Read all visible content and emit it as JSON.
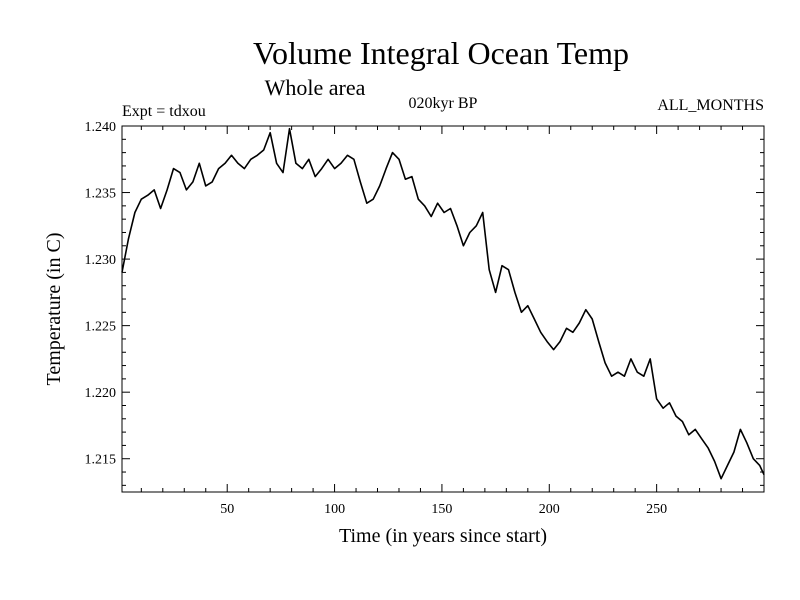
{
  "chart_data": {
    "type": "line",
    "title": "Volume Integral Ocean Temp",
    "subtitle": "Whole area",
    "experiment": "Expt = tdxou",
    "period": "020kyr BP",
    "months": "ALL_MONTHS",
    "xlabel": "Time (in years since start)",
    "ylabel": "Temperature (in C)",
    "xlim": [
      1,
      300
    ],
    "ylim": [
      1.2125,
      1.24
    ],
    "xticks": [
      50,
      100,
      150,
      200,
      250
    ],
    "yticks": [
      1.215,
      1.22,
      1.225,
      1.23,
      1.235,
      1.24
    ],
    "ytick_labels": [
      "1.215",
      "1.220",
      "1.225",
      "1.230",
      "1.235",
      "1.240"
    ],
    "grid": false,
    "series": [
      {
        "color": "#000000",
        "x": [
          1,
          4,
          7,
          10,
          13,
          16,
          19,
          22,
          25,
          28,
          31,
          34,
          37,
          40,
          43,
          46,
          49,
          52,
          55,
          58,
          61,
          64,
          67,
          70,
          73,
          76,
          79,
          82,
          85,
          88,
          91,
          94,
          97,
          100,
          103,
          106,
          109,
          112,
          115,
          118,
          121,
          124,
          127,
          130,
          133,
          136,
          139,
          142,
          145,
          148,
          151,
          154,
          157,
          160,
          163,
          166,
          169,
          172,
          175,
          178,
          181,
          184,
          187,
          190,
          193,
          196,
          199,
          202,
          205,
          208,
          211,
          214,
          217,
          220,
          223,
          226,
          229,
          232,
          235,
          238,
          241,
          244,
          247,
          250,
          253,
          256,
          259,
          262,
          265,
          268,
          271,
          274,
          277,
          280,
          283,
          286,
          289,
          292,
          295,
          298,
          300
        ],
        "y": [
          1.229,
          1.2315,
          1.2335,
          1.2345,
          1.2348,
          1.2352,
          1.2338,
          1.2352,
          1.2368,
          1.2365,
          1.2352,
          1.2358,
          1.2372,
          1.2355,
          1.2358,
          1.2368,
          1.2372,
          1.2378,
          1.2372,
          1.2368,
          1.2375,
          1.2378,
          1.2382,
          1.2395,
          1.2372,
          1.2365,
          1.2398,
          1.2372,
          1.2368,
          1.2375,
          1.2362,
          1.2368,
          1.2375,
          1.2368,
          1.2372,
          1.2378,
          1.2375,
          1.2358,
          1.2342,
          1.2345,
          1.2355,
          1.2368,
          1.238,
          1.2375,
          1.236,
          1.2362,
          1.2345,
          1.234,
          1.2332,
          1.2342,
          1.2335,
          1.2338,
          1.2325,
          1.231,
          1.232,
          1.2325,
          1.2335,
          1.2292,
          1.2275,
          1.2295,
          1.2292,
          1.2275,
          1.226,
          1.2265,
          1.2255,
          1.2245,
          1.2238,
          1.2232,
          1.2238,
          1.2248,
          1.2245,
          1.2252,
          1.2262,
          1.2255,
          1.2238,
          1.2222,
          1.2212,
          1.2215,
          1.2212,
          1.2225,
          1.2215,
          1.2212,
          1.2225,
          1.2195,
          1.2188,
          1.2192,
          1.2182,
          1.2178,
          1.2168,
          1.2172,
          1.2165,
          1.2158,
          1.2148,
          1.2135,
          1.2145,
          1.2155,
          1.2172,
          1.2162,
          1.215,
          1.2145,
          1.2138
        ]
      }
    ]
  }
}
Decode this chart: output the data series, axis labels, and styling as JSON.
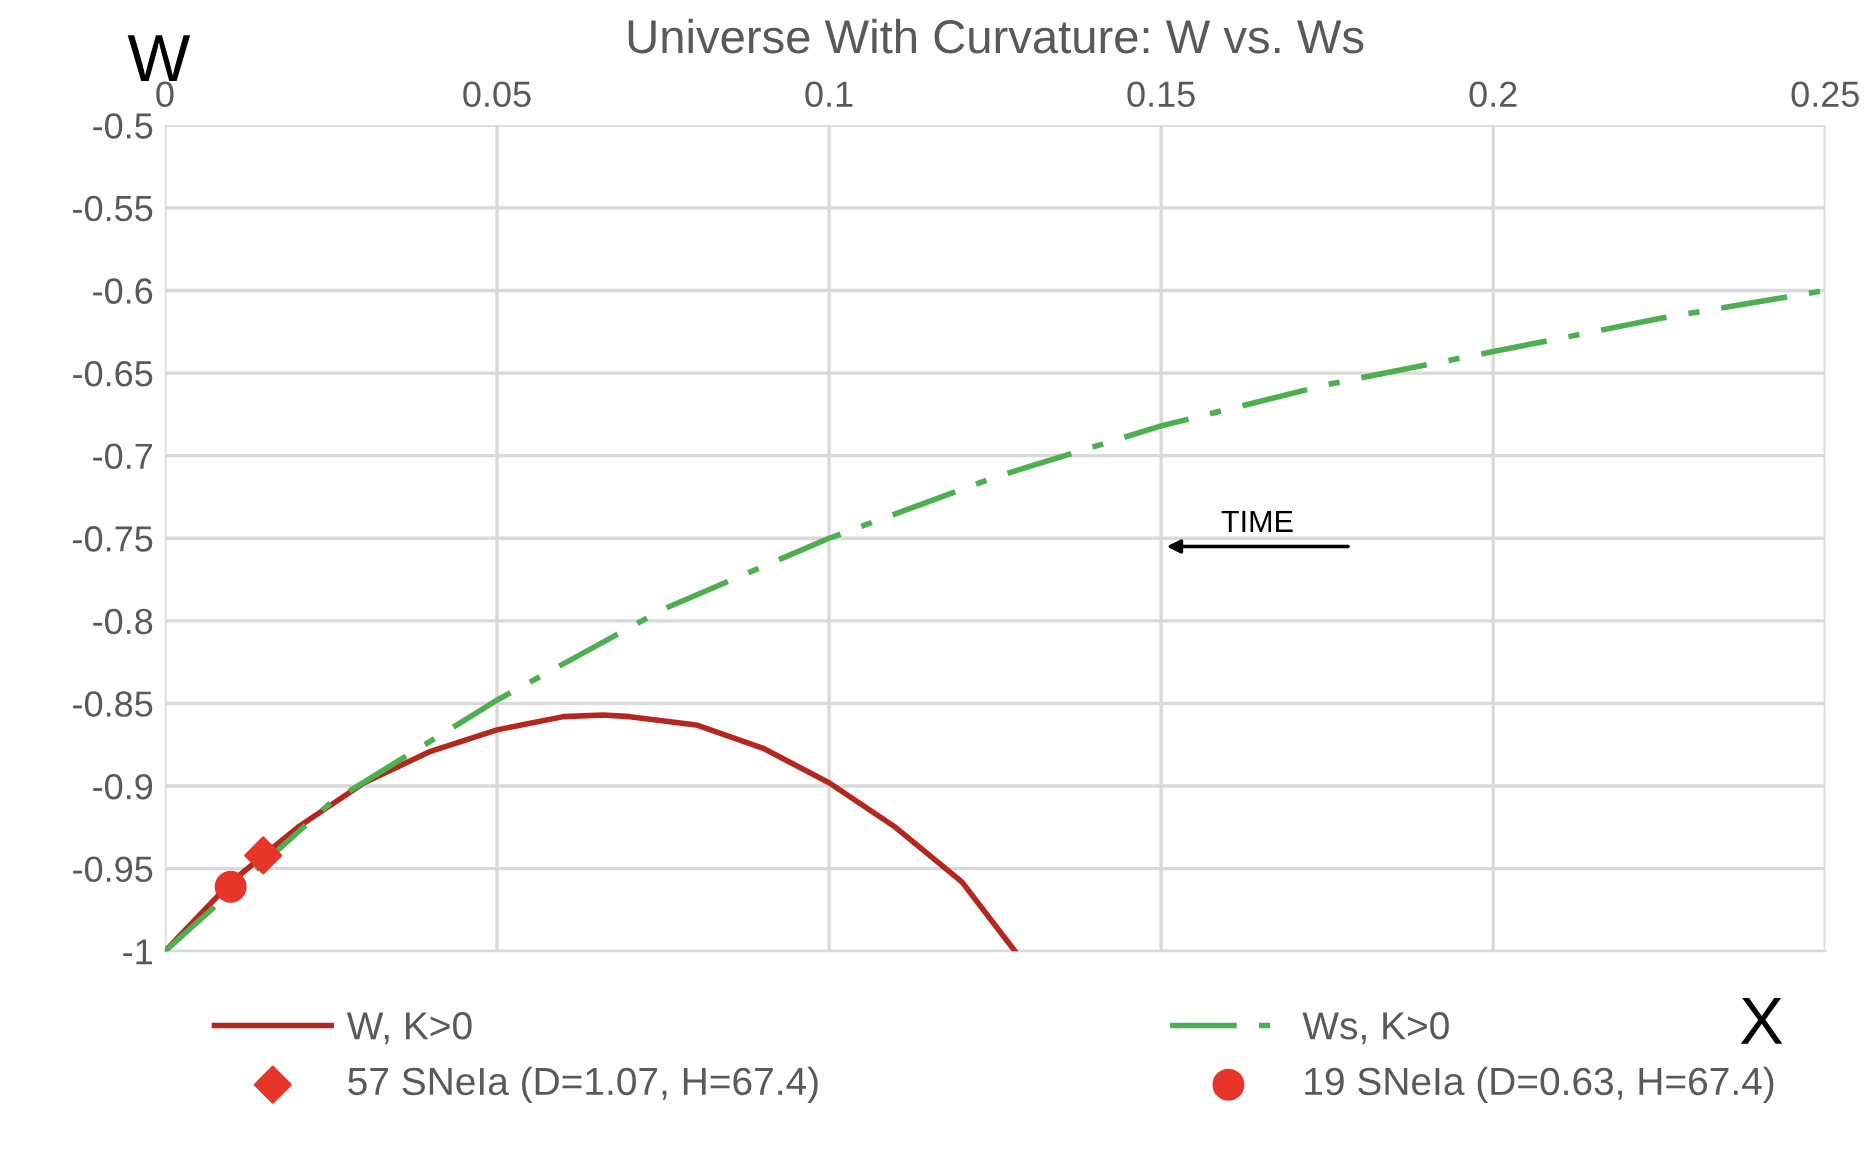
{
  "chart_data": {
    "type": "line",
    "title": "Universe With Curvature: W vs. Ws",
    "xlabel": "X",
    "ylabel": "W",
    "xlim": [
      0,
      0.25
    ],
    "xticks": [
      0,
      0.05,
      0.1,
      0.15,
      0.2,
      0.25
    ],
    "ylim": [
      -1,
      -0.5
    ],
    "yticks": [
      -1,
      -0.95,
      -0.9,
      -0.85,
      -0.8,
      -0.75,
      -0.7,
      -0.65,
      -0.6,
      -0.55,
      -0.5
    ],
    "grid": true,
    "legend": "bottom",
    "series": [
      {
        "name": "W, K>0",
        "color": "#b5271e",
        "line_style": "solid",
        "marker": "none",
        "x": [
          0,
          0.01,
          0.02,
          0.03,
          0.04,
          0.05,
          0.06,
          0.066,
          0.07,
          0.08,
          0.09,
          0.1,
          0.11,
          0.12,
          0.128
        ],
        "values": [
          -1,
          -0.958,
          -0.925,
          -0.898,
          -0.879,
          -0.866,
          -0.858,
          -0.857,
          -0.858,
          -0.863,
          -0.877,
          -0.898,
          -0.925,
          -0.958,
          -1.0
        ]
      },
      {
        "name": "Ws, K>0",
        "color": "#4caf50",
        "line_style": "dashdot",
        "marker": "none",
        "x": [
          0,
          0.025,
          0.05,
          0.075,
          0.1,
          0.125,
          0.15,
          0.175,
          0.2,
          0.225,
          0.25
        ],
        "values": [
          -1,
          -0.91,
          -0.848,
          -0.793,
          -0.75,
          -0.713,
          -0.682,
          -0.657,
          -0.637,
          -0.617,
          -0.6
        ]
      },
      {
        "name": "57 SNeIa (D=1.07, H=67.4)",
        "type": "scatter",
        "color": "#e8352a",
        "marker": "diamond",
        "x": [
          0.0148
        ],
        "values": [
          -0.942
        ]
      },
      {
        "name": "19 SNeIa (D=0.63, H=67.4)",
        "type": "scatter",
        "color": "#e8352a",
        "marker": "circle",
        "x": [
          0.0099
        ],
        "values": [
          -0.961
        ]
      }
    ],
    "annotations": [
      "TIME"
    ]
  }
}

+ + + +

● **Task brief**: Return each line of the data, keeping its wording exact and omitting pictures.

● **Task answer**:
Read all visible content and emit it as JSON.
{
  "chart_data": {
    "type": "line",
    "title": "Volume Integral Ocean Temp",
    "subtitle": "Whole area",
    "experiment": "Expt = tdxou",
    "period": "020kyr BP",
    "months": "ALL_MONTHS",
    "xlabel": "Time (in years since start)",
    "ylabel": "Temperature (in C)",
    "xlim": [
      1,
      300
    ],
    "ylim": [
      1.2125,
      1.24
    ],
    "xticks": [
      50,
      100,
      150,
      200,
      250
    ],
    "yticks": [
      1.215,
      1.22,
      1.225,
      1.23,
      1.235,
      1.24
    ],
    "ytick_labels": [
      "1.215",
      "1.220",
      "1.225",
      "1.230",
      "1.235",
      "1.240"
    ],
    "grid": false,
    "series": [
      {
        "color": "#000000",
        "x": [
          1,
          4,
          7,
          10,
          13,
          16,
          19,
          22,
          25,
          28,
          31,
          34,
          37,
          40,
          43,
          46,
          49,
          52,
          55,
          58,
          61,
          64,
          67,
          70,
          73,
          76,
          79,
          82,
          85,
          88,
          91,
          94,
          97,
          100,
          103,
          106,
          109,
          112,
          115,
          118,
          121,
          124,
          127,
          130,
          133,
          136,
          139,
          142,
          145,
          148,
          151,
          154,
          157,
          160,
          163,
          166,
          169,
          172,
          175,
          178,
          181,
          184,
          187,
          190,
          193,
          196,
          199,
          202,
          205,
          208,
          211,
          214,
          217,
          220,
          223,
          226,
          229,
          232,
          235,
          238,
          241,
          244,
          247,
          250,
          253,
          256,
          259,
          262,
          265,
          268,
          271,
          274,
          277,
          280,
          283,
          286,
          289,
          292,
          295,
          298,
          300
        ],
        "y": [
          1.229,
          1.2315,
          1.2335,
          1.2345,
          1.2348,
          1.2352,
          1.2338,
          1.2352,
          1.2368,
          1.2365,
          1.2352,
          1.2358,
          1.2372,
          1.2355,
          1.2358,
          1.2368,
          1.2372,
          1.2378,
          1.2372,
          1.2368,
          1.2375,
          1.2378,
          1.2382,
          1.2395,
          1.2372,
          1.2365,
          1.2398,
          1.2372,
          1.2368,
          1.2375,
          1.2362,
          1.2368,
          1.2375,
          1.2368,
          1.2372,
          1.2378,
          1.2375,
          1.2358,
          1.2342,
          1.2345,
          1.2355,
          1.2368,
          1.238,
          1.2375,
          1.236,
          1.2362,
          1.2345,
          1.234,
          1.2332,
          1.2342,
          1.2335,
          1.2338,
          1.2325,
          1.231,
          1.232,
          1.2325,
          1.2335,
          1.2292,
          1.2275,
          1.2295,
          1.2292,
          1.2275,
          1.226,
          1.2265,
          1.2255,
          1.2245,
          1.2238,
          1.2232,
          1.2238,
          1.2248,
          1.2245,
          1.2252,
          1.2262,
          1.2255,
          1.2238,
          1.2222,
          1.2212,
          1.2215,
          1.2212,
          1.2225,
          1.2215,
          1.2212,
          1.2225,
          1.2195,
          1.2188,
          1.2192,
          1.2182,
          1.2178,
          1.2168,
          1.2172,
          1.2165,
          1.2158,
          1.2148,
          1.2135,
          1.2145,
          1.2155,
          1.2172,
          1.2162,
          1.215,
          1.2145,
          1.2138
        ]
      }
    ]
  }
}
Decode this chart: output the data series, axis labels, and styling as JSON.
{
  "chart_data": {
    "type": "line",
    "title": "Universe With Curvature: W vs. Ws",
    "xlabel": "X",
    "ylabel": "W",
    "xlim": [
      0,
      0.25
    ],
    "xticks": [
      0,
      0.05,
      0.1,
      0.15,
      0.2,
      0.25
    ],
    "ylim": [
      -1,
      -0.5
    ],
    "yticks": [
      -1,
      -0.95,
      -0.9,
      -0.85,
      -0.8,
      -0.75,
      -0.7,
      -0.65,
      -0.6,
      -0.55,
      -0.5
    ],
    "grid": true,
    "legend": "bottom",
    "series": [
      {
        "name": "W, K>0",
        "color": "#b5271e",
        "line_style": "solid",
        "marker": "none",
        "x": [
          0,
          0.01,
          0.02,
          0.03,
          0.04,
          0.05,
          0.06,
          0.066,
          0.07,
          0.08,
          0.09,
          0.1,
          0.11,
          0.12,
          0.128
        ],
        "values": [
          -1,
          -0.958,
          -0.925,
          -0.898,
          -0.879,
          -0.866,
          -0.858,
          -0.857,
          -0.858,
          -0.863,
          -0.877,
          -0.898,
          -0.925,
          -0.958,
          -1.0
        ]
      },
      {
        "name": "Ws, K>0",
        "color": "#4caf50",
        "line_style": "dashdot",
        "marker": "none",
        "x": [
          0,
          0.025,
          0.05,
          0.075,
          0.1,
          0.125,
          0.15,
          0.175,
          0.2,
          0.225,
          0.25
        ],
        "values": [
          -1,
          -0.91,
          -0.848,
          -0.793,
          -0.75,
          -0.713,
          -0.682,
          -0.657,
          -0.637,
          -0.617,
          -0.6
        ]
      },
      {
        "name": "57 SNeIa (D=1.07, H=67.4)",
        "type": "scatter",
        "color": "#e8352a",
        "marker": "diamond",
        "x": [
          0.0148
        ],
        "values": [
          -0.942
        ]
      },
      {
        "name": "19 SNeIa (D=0.63, H=67.4)",
        "type": "scatter",
        "color": "#e8352a",
        "marker": "circle",
        "x": [
          0.0099
        ],
        "values": [
          -0.961
        ]
      }
    ],
    "annotations": [
      "TIME"
    ]
  }
}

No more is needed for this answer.